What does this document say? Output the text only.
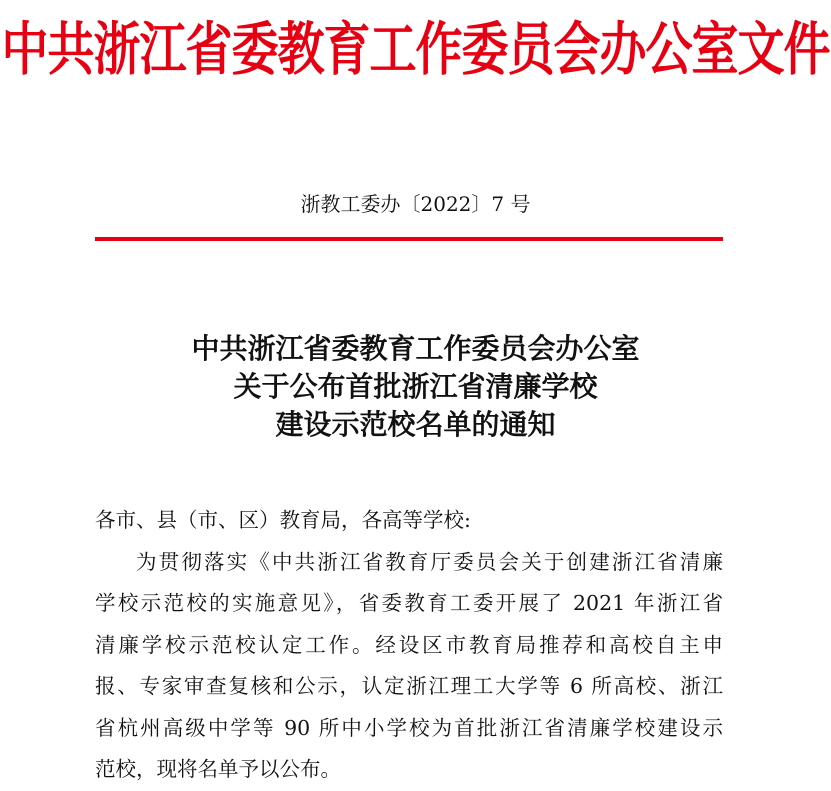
中共浙江省委教育工作委员会办公室文件
浙教工委办〔2022〕7 号
中共浙江省委教育工作委员会办公室
关于公布首批浙江省清廉学校
建设示范校名单的通知
各市、县（市、区）教育局，各高等学校:
为贯彻落实《中共浙江省教育厅委员会关于创建浙江省清廉
学校示范校的实施意见》，省委教育工委开展了 2021 年浙江省
清廉学校示范校认定工作。经设区市教育局推荐和高校自主申
报、专家审查复核和公示，认定浙江理工大学等 6 所高校、浙江
省杭州高级中学等 90 所中小学校为首批浙江省清廉学校建设示
范校，现将名单予以公布。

════════════════

(Task instructions) Extract the full listing above verbatim; pictures are to be left out of the copy.

(Problem solution)
What does this document say? Output the text only.
中共浙江省委教育工作委员会办公室文件
浙教工委办〔2022〕7 号
中共浙江省委教育工作委员会办公室
关于公布首批浙江省清廉学校
建设示范校名单的通知
各市、县（市、区）教育局，各高等学校:
为贯彻落实《中共浙江省教育厅委员会关于创建浙江省清廉
学校示范校的实施意见》，省委教育工委开展了 2021 年浙江省
清廉学校示范校认定工作。经设区市教育局推荐和高校自主申
报、专家审查复核和公示，认定浙江理工大学等 6 所高校、浙江
省杭州高级中学等 90 所中小学校为首批浙江省清廉学校建设示
范校，现将名单予以公布。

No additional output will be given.